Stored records
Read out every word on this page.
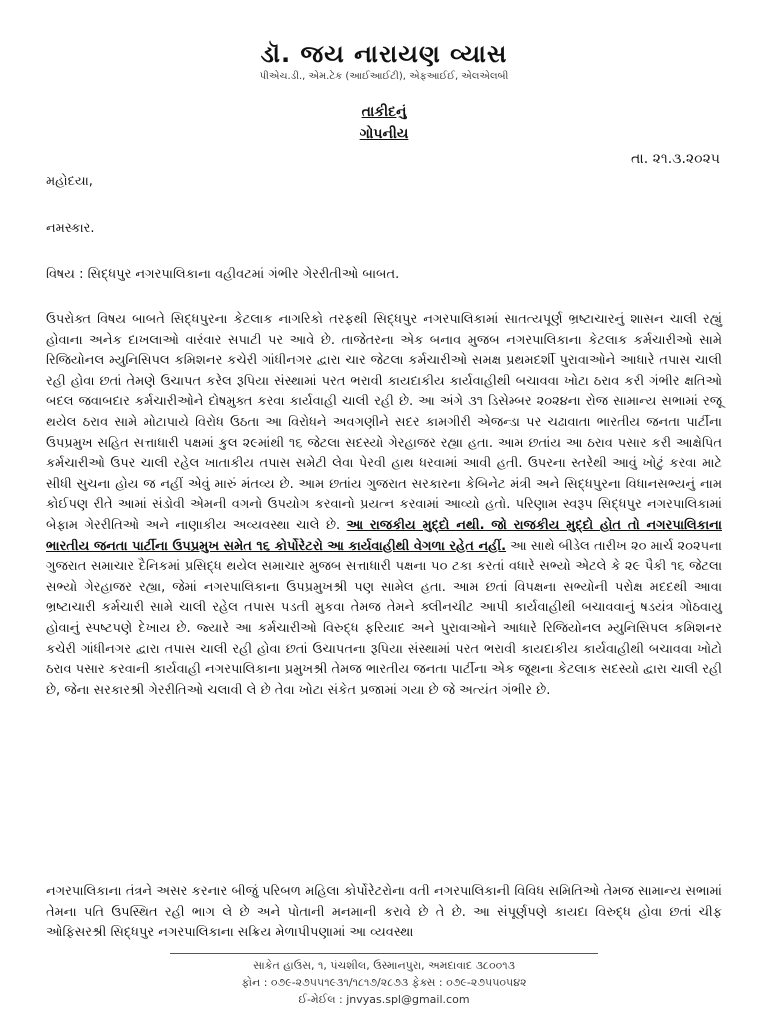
ડૉ. જય નારાયણ વ્યાસ
પીએચ.ડી., એમ.ટેક (આઈઆઈટી), એફઆઈઈ, એલએલબી
તાકીદનું
ગોપનીય
તા. ૨૧.૩.૨૦૨૫
મહોદયા,
નમસ્કાર.
વિષય : સિદ્ધપુર નગરપાલિકાના વહીવટમાં ગંભીર ગેરરીતીઓ બાબત.
ઉપરોક્ત વિષય બાબતે સિદ્ધપુરના કેટલાક નાગરિકો તરફથી સિદ્ધપુર નગરપાલિકામાં સાતત્યપૂર્ણ ભ્રષ્ટાચારનું શાસન ચાલી રહ્યું હોવાના અનેક દાખલાઓ વારંવાર સપાટી પર આવે છે. તાજેતરના એક બનાવ મુજબ નગરપાલિકાના કેટલાક કર્મચારીઓ સામે રિજિયોનલ મ્યુનિસિપલ કમિશનર કચેરી ગાંધીનગર દ્વારા ચાર જેટલા કર્મચારીઓ સમક્ષ પ્રથમદર્શી પુરાવાઓને આધારે તપાસ ચાલી રહી હોવા છતાં તેમણે ઉચાપત કરેલ રૂપિયા સંસ્થામાં પરત ભરાવી કાયદાકીય કાર્યવાહીથી બચાવવા ખોટા ઠરાવ કરી ગંભીર ક્ષતિઓ બદલ જવાબદાર કર્મચારીઓને દોષમુક્ત કરવા કાર્યવાહી ચાલી રહી છે. આ અંગે ૩૧ ડિસેમ્બર ૨૦૨૪ના રોજ સામાન્ય સભામાં રજૂ થયેલ ઠરાવ સામે મોટાપાયે વિરોધ ઉઠતા આ વિરોધને અવગણીને સદર કામગીરી એજન્ડા પર ચઢાવાતા ભારતીય જનતા પાર્ટીના ઉપપ્રમુખ સહિત સત્તાધારી પક્ષમાં કુલ ૨૯માંથી ૧૬ જેટલા સદસ્યો ગેરહાજર રહ્યા હતા. આમ છતાંય આ ઠરાવ પસાર કરી આક્ષેપિત કર્મચારીઓ ઉપર ચાલી રહેલ ખાતાકીય તપાસ સમેટી લેવા પેરવી હાથ ધરવામાં આવી હતી. ઉપરના સ્તરેથી આવું ખોટું કરવા માટે સીધી સુચના હોય જ નહીં એવું મારું મંતવ્ય છે. આમ છતાંય ગુજરાત સરકારના કેબિનેટ મંત્રી અને સિદ્ધપુરના વિધાનસભ્યનું નામ કોઈપણ રીતે આમાં સંડોવી એમની વગનો ઉપયોગ કરવાનો પ્રયત્ન કરવામાં આવ્યો હતો. પરિણામ સ્વરૂપ સિદ્ધપુર નગરપાલિકામાં બેફામ ગેરરીતિઓ અને નાણાકીય અવ્યવસ્થા ચાલે છે. આ રાજકીય મુદ્દો નથી. જો રાજકીય મુદ્દો હોત તો નગરપાલિકાના ભારતીય જનતા પાર્ટીના ઉપપ્રમુખ સમેત ૧૬ કોર્પોરેટરો આ કાર્યવાહીથી વેગળા રહેત નહીં. આ સાથે બીડેલ તારીખ ૨૦ માર્ચ ૨૦૨૫ના ગુજરાત સમાચાર દૈનિકમાં પ્રસિદ્ધ થયેલ સમાચાર મુજબ સત્તાધારી પક્ષના ૫૦ ટકા કરતાં વધારે સભ્યો એટલે કે ૨૯ પૈકી ૧૬ જેટલા સભ્યો ગેરહાજર રહ્યા, જેમાં નગરપાલિકાના ઉપપ્રમુખશ્રી પણ સામેલ હતા. આમ છતાં વિપક્ષના સભ્યોની પરોક્ષ મદદથી આવા ભ્રષ્ટાચારી કર્મચારી સામે ચાલી રહેલ તપાસ પડતી મુકવા તેમજ તેમને ક્લીનચીટ આપી કાર્યવાહીથી બચાવવાનું ષડયંત્ર ગોઠવાયુ હોવાનું સ્પષ્ટપણે દેખાય છે. જ્યારે આ કર્મચારીઓ વિરુદ્ધ ફરિયાદ અને પુરાવાઓને આધારે રિજિયોનલ મ્યુનિસિપલ કમિશનર કચેરી ગાંધીનગર દ્વારા તપાસ ચાલી રહી હોવા છતાં ઉચાપતના રૂપિયા સંસ્થામાં પરત ભરાવી કાયદાકીય કાર્યવાહીથી બચાવવા ખોટો ઠરાવ પસાર કરવાની કાર્યવાહી નગરપાલિકાના પ્રમુખશ્રી તેમજ ભારતીય જનતા પાર્ટીના એક જૂથના કેટલાક સદસ્યો દ્વારા ચાલી રહી છે, જેના સરકારશ્રી ગેરરીતિઓ ચલાવી લે છે તેવા ખોટા સંકેત પ્રજામાં ગયા છે જે અત્યંત ગંભીર છે.
નગરપાલિકાના તંત્રને અસર કરનાર બીજું પરિબળ મહિલા કોર્પોરેટરોના વતી નગરપાલિકાની વિવિધ સમિતિઓ તેમજ સામાન્ય સભામાં તેમના પતિ ઉપસ્થિત રહી ભાગ લે છે અને પોતાની મનમાની કરાવે છે તે છે. આ સંપૂર્ણપણે કાયદા વિરુદ્ધ હોવા છતાં ચીફ ઓફિસરશ્રી સિદ્ધપુર નગરપાલિકાના સક્રિય મેળાપીપણામાં આ વ્યવસ્થા
સાકેત હાઉસ, ૧, પંચશીલ, ઉસ્માનપુરા, અમદાવાદ ૩૮૦૦૧૩
ફોન : ૦૭૯-૨૭૫૫૧૯૩૧/૧૮૧૭/૨૮૭૩ ફેક્સ : ૦૭૯-૨૭૫૫૦૫૪૨
ઈ-મેઈલ : jnvyas.spl@gmail.com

__Work instructions__:
Print all of the entries word for word. Skip any images they contain.

__Exercise result__:
Read out every word on this page.
ડૉ. જય નારાયણ વ્યાસ
પીએચ.ડી., એમ.ટેક (આઈઆઈટી), એફઆઈઈ, એલએલબી
તાકીદનું
ગોપનીય
તા. ૨૧.૩.૨૦૨૫
મહોદયા,
નમસ્કાર.
વિષય : સિદ્ધપુર નગરપાલિકાના વહીવટમાં ગંભીર ગેરરીતીઓ બાબત.
ઉપરોક્ત વિષય બાબતે સિદ્ધપુરના કેટલાક નાગરિકો તરફથી સિદ્ધપુર નગરપાલિકામાં સાતત્યપૂર્ણ ભ્રષ્ટાચારનું શાસન ચાલી રહ્યું હોવાના અનેક દાખલાઓ વારંવાર સપાટી પર આવે છે. તાજેતરના એક બનાવ મુજબ નગરપાલિકાના કેટલાક કર્મચારીઓ સામે રિજિયોનલ મ્યુનિસિપલ કમિશનર કચેરી ગાંધીનગર દ્વારા ચાર જેટલા કર્મચારીઓ સમક્ષ પ્રથમદર્શી પુરાવાઓને આધારે તપાસ ચાલી રહી હોવા છતાં તેમણે ઉચાપત કરેલ રૂપિયા સંસ્થામાં પરત ભરાવી કાયદાકીય કાર્યવાહીથી બચાવવા ખોટા ઠરાવ કરી ગંભીર ક્ષતિઓ બદલ જવાબદાર કર્મચારીઓને દોષમુક્ત કરવા કાર્યવાહી ચાલી રહી છે. આ અંગે ૩૧ ડિસેમ્બર ૨૦૨૪ના રોજ સામાન્ય સભામાં રજૂ થયેલ ઠરાવ સામે મોટાપાયે વિરોધ ઉઠતા આ વિરોધને અવગણીને સદર કામગીરી એજન્ડા પર ચઢાવાતા ભારતીય જનતા પાર્ટીના ઉપપ્રમુખ સહિત સત્તાધારી પક્ષમાં કુલ ૨૯માંથી ૧૬ જેટલા સદસ્યો ગેરહાજર રહ્યા હતા. આમ છતાંય આ ઠરાવ પસાર કરી આક્ષેપિત કર્મચારીઓ ઉપર ચાલી રહેલ ખાતાકીય તપાસ સમેટી લેવા પેરવી હાથ ધરવામાં આવી હતી. ઉપરના સ્તરેથી આવું ખોટું કરવા માટે સીધી સુચના હોય જ નહીં એવું મારું મંતવ્ય છે. આમ છતાંય ગુજરાત સરકારના કેબિનેટ મંત્રી અને સિદ્ધપુરના વિધાનસભ્યનું નામ કોઈપણ રીતે આમાં સંડોવી એમની વગનો ઉપયોગ કરવાનો પ્રયત્ન કરવામાં આવ્યો હતો. પરિણામ સ્વરૂપ સિદ્ધપુર નગરપાલિકામાં બેફામ ગેરરીતિઓ અને નાણાકીય અવ્યવસ્થા ચાલે છે. આ રાજકીય મુદ્દો નથી. જો રાજકીય મુદ્દો હોત તો નગરપાલિકાના ભારતીય જનતા પાર્ટીના ઉપપ્રમુખ સમેત ૧૬ કોર્પોરેટરો આ કાર્યવાહીથી વેગળા રહેત નહીં. આ સાથે બીડેલ તારીખ ૨૦ માર્ચ ૨૦૨૫ના ગુજરાત સમાચાર દૈનિકમાં પ્રસિદ્ધ થયેલ સમાચાર મુજબ સત્તાધારી પક્ષના ૫૦ ટકા કરતાં વધારે સભ્યો એટલે કે ૨૯ પૈકી ૧૬ જેટલા સભ્યો ગેરહાજર રહ્યા, જેમાં નગરપાલિકાના ઉપપ્રમુખશ્રી પણ સામેલ હતા. આમ છતાં વિપક્ષના સભ્યોની પરોક્ષ મદદથી આવા ભ્રષ્ટાચારી કર્મચારી સામે ચાલી રહેલ તપાસ પડતી મુકવા તેમજ તેમને ક્લીનચીટ આપી કાર્યવાહીથી બચાવવાનું ષડયંત્ર ગોઠવાયુ હોવાનું સ્પષ્ટપણે દેખાય છે. જ્યારે આ કર્મચારીઓ વિરુદ્ધ ફરિયાદ અને પુરાવાઓને આધારે રિજિયોનલ મ્યુનિસિપલ કમિશનર કચેરી ગાંધીનગર દ્વારા તપાસ ચાલી રહી હોવા છતાં ઉચાપતના રૂપિયા સંસ્થામાં પરત ભરાવી કાયદાકીય કાર્યવાહીથી બચાવવા ખોટો ઠરાવ પસાર કરવાની કાર્યવાહી નગરપાલિકાના પ્રમુખશ્રી તેમજ ભારતીય જનતા પાર્ટીના એક જૂથના કેટલાક સદસ્યો દ્વારા ચાલી રહી છે, જેના સરકારશ્રી ગેરરીતિઓ ચલાવી લે છે તેવા ખોટા સંકેત પ્રજામાં ગયા છે જે અત્યંત ગંભીર છે.
નગરપાલિકાના તંત્રને અસર કરનાર બીજું પરિબળ મહિલા કોર્પોરેટરોના વતી નગરપાલિકાની વિવિધ સમિતિઓ તેમજ સામાન્ય સભામાં તેમના પતિ ઉપસ્થિત રહી ભાગ લે છે અને પોતાની મનમાની કરાવે છે તે છે. આ સંપૂર્ણપણે કાયદા વિરુદ્ધ હોવા છતાં ચીફ ઓફિસરશ્રી સિદ્ધપુર નગરપાલિકાના સક્રિય મેળાપીપણામાં આ વ્યવસ્થા
સાકેત હાઉસ, ૧, પંચશીલ, ઉસ્માનપુરા, અમદાવાદ ૩૮૦૦૧૩
ફોન : ૦૭૯-૨૭૫૫૧૯૩૧/૧૮૧૭/૨૮૭૩ ફેક્સ : ૦૭૯-૨૭૫૫૦૫૪૨
ઈ-મેઈલ : jnvyas.spl@gmail.com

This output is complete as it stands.